▸ GIVEN EXERCISE
Repeat the material in full. Keep every line exactly as it is.

▸ DATA FOR PROCESSING
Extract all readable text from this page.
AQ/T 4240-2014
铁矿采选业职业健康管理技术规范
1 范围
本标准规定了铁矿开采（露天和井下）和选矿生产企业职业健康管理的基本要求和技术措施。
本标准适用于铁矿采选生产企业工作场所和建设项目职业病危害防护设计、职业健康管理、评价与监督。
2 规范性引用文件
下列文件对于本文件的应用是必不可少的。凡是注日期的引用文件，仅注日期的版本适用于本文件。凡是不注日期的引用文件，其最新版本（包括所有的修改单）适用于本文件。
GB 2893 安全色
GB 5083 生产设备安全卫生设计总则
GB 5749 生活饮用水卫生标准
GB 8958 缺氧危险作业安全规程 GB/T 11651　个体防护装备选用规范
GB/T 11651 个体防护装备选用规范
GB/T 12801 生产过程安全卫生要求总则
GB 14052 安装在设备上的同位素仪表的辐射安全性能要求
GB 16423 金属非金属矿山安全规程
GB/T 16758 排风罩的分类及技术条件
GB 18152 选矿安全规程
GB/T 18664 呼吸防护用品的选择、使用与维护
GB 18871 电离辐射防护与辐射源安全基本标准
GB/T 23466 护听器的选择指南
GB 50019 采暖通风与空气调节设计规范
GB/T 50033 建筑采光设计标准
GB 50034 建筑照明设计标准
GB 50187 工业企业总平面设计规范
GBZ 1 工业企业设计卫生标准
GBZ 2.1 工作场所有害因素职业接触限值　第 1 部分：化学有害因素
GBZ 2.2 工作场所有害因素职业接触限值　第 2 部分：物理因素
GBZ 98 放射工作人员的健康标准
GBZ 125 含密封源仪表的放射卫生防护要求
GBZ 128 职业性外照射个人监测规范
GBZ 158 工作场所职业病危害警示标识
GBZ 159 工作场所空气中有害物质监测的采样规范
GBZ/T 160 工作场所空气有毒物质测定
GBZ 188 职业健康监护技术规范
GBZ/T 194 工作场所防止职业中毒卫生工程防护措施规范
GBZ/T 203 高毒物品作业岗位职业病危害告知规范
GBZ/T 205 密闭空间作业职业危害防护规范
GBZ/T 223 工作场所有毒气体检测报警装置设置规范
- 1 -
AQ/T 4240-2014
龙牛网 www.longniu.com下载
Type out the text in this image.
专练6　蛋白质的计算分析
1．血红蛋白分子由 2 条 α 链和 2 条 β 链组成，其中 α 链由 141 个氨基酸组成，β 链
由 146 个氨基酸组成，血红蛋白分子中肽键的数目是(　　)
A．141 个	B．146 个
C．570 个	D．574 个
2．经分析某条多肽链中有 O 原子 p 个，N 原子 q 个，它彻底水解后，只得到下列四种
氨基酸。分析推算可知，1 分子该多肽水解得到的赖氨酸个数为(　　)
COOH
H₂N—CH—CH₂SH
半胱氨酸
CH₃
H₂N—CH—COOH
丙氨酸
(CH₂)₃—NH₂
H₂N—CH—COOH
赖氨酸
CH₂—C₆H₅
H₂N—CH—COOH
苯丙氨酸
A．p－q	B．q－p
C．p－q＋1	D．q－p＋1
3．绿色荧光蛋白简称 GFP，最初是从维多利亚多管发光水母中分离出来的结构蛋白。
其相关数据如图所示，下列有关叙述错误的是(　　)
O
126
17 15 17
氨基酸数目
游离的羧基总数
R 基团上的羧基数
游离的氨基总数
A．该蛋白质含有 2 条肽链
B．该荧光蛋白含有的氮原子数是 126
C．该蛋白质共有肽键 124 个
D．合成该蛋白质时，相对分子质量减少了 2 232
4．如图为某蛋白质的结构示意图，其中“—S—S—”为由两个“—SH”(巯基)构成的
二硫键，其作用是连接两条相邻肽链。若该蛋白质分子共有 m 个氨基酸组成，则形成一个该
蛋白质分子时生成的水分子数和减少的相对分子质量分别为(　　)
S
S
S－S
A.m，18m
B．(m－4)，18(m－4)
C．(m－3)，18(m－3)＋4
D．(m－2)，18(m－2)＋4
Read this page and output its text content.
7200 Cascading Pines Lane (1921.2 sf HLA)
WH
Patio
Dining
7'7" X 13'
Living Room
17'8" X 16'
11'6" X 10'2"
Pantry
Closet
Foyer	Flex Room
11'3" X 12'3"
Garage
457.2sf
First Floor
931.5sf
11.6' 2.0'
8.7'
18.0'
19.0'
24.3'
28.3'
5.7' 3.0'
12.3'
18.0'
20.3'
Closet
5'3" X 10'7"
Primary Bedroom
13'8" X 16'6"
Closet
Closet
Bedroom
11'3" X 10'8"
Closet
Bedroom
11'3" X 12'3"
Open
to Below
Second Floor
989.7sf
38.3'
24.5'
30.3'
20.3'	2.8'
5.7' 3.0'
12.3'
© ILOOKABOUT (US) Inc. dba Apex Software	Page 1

▸ FULL RESPONSE
Extract all readable text from this page.
AQ/T 4240-2014
铁矿采选业职业健康管理技术规范
1 范围
本标准规定了铁矿开采（露天和井下）和选矿生产企业职业健康管理的基本要求和技术措施。
本标准适用于铁矿采选生产企业工作场所和建设项目职业病危害防护设计、职业健康管理、评价与监督。
2 规范性引用文件
下列文件对于本文件的应用是必不可少的。凡是注日期的引用文件，仅注日期的版本适用于本文件。凡是不注日期的引用文件，其最新版本（包括所有的修改单）适用于本文件。
GB 2893 安全色
GB 5083 生产设备安全卫生设计总则
GB 5749 生活饮用水卫生标准
GB 8958 缺氧危险作业安全规程 GB/T 11651　个体防护装备选用规范
GB/T 11651 个体防护装备选用规范
GB/T 12801 生产过程安全卫生要求总则
GB 14052 安装在设备上的同位素仪表的辐射安全性能要求
GB 16423 金属非金属矿山安全规程
GB/T 16758 排风罩的分类及技术条件
GB 18152 选矿安全规程
GB/T 18664 呼吸防护用品的选择、使用与维护
GB 18871 电离辐射防护与辐射源安全基本标准
GB/T 23466 护听器的选择指南
GB 50019 采暖通风与空气调节设计规范
GB/T 50033 建筑采光设计标准
GB 50034 建筑照明设计标准
GB 50187 工业企业总平面设计规范
GBZ 1 工业企业设计卫生标准
GBZ 2.1 工作场所有害因素职业接触限值　第 1 部分：化学有害因素
GBZ 2.2 工作场所有害因素职业接触限值　第 2 部分：物理因素
GBZ 98 放射工作人员的健康标准
GBZ 125 含密封源仪表的放射卫生防护要求
GBZ 128 职业性外照射个人监测规范
GBZ 158 工作场所职业病危害警示标识
GBZ 159 工作场所空气中有害物质监测的采样规范
GBZ/T 160 工作场所空气有毒物质测定
GBZ 188 职业健康监护技术规范
GBZ/T 194 工作场所防止职业中毒卫生工程防护措施规范
GBZ/T 203 高毒物品作业岗位职业病危害告知规范
GBZ/T 205 密闭空间作业职业危害防护规范
GBZ/T 223 工作场所有毒气体检测报警装置设置规范
- 1 -
AQ/T 4240-2014
龙牛网 www.longniu.com下载
Type out the text in this image.
专练6　蛋白质的计算分析
1．血红蛋白分子由 2 条 α 链和 2 条 β 链组成，其中 α 链由 141 个氨基酸组成，β 链
由 146 个氨基酸组成，血红蛋白分子中肽键的数目是(　　)
A．141 个	B．146 个
C．570 个	D．574 个
2．经分析某条多肽链中有 O 原子 p 个，N 原子 q 个，它彻底水解后，只得到下列四种
氨基酸。分析推算可知，1 分子该多肽水解得到的赖氨酸个数为(　　)
COOH
H₂N—CH—CH₂SH
半胱氨酸
CH₃
H₂N—CH—COOH
丙氨酸
(CH₂)₃—NH₂
H₂N—CH—COOH
赖氨酸
CH₂—C₆H₅
H₂N—CH—COOH
苯丙氨酸
A．p－q	B．q－p
C．p－q＋1	D．q－p＋1
3．绿色荧光蛋白简称 GFP，最初是从维多利亚多管发光水母中分离出来的结构蛋白。
其相关数据如图所示，下列有关叙述错误的是(　　)
O
126
17 15 17
氨基酸数目
游离的羧基总数
R 基团上的羧基数
游离的氨基总数
A．该蛋白质含有 2 条肽链
B．该荧光蛋白含有的氮原子数是 126
C．该蛋白质共有肽键 124 个
D．合成该蛋白质时，相对分子质量减少了 2 232
4．如图为某蛋白质的结构示意图，其中“—S—S—”为由两个“—SH”(巯基)构成的
二硫键，其作用是连接两条相邻肽链。若该蛋白质分子共有 m 个氨基酸组成，则形成一个该
蛋白质分子时生成的水分子数和减少的相对分子质量分别为(　　)
S
S
S－S
A.m，18m
B．(m－4)，18(m－4)
C．(m－3)，18(m－3)＋4
D．(m－2)，18(m－2)＋4
Read this page and output its text content.
7200 Cascading Pines Lane (1921.2 sf HLA)
WH
Patio
Dining
7'7" X 13'
Living Room
17'8" X 16'
11'6" X 10'2"
Pantry
Closet
Foyer	Flex Room
11'3" X 12'3"
Garage
457.2sf
First Floor
931.5sf
11.6' 2.0'
8.7'
18.0'
19.0'
24.3'
28.3'
5.7' 3.0'
12.3'
18.0'
20.3'
Closet
5'3" X 10'7"
Primary Bedroom
13'8" X 16'6"
Closet
Closet
Bedroom
11'3" X 10'8"
Closet
Bedroom
11'3" X 12'3"
Open
to Below
Second Floor
989.7sf
38.3'
24.5'
30.3'
20.3'	2.8'
5.7' 3.0'
12.3'
© ILOOKABOUT (US) Inc. dba Apex Software	Page 1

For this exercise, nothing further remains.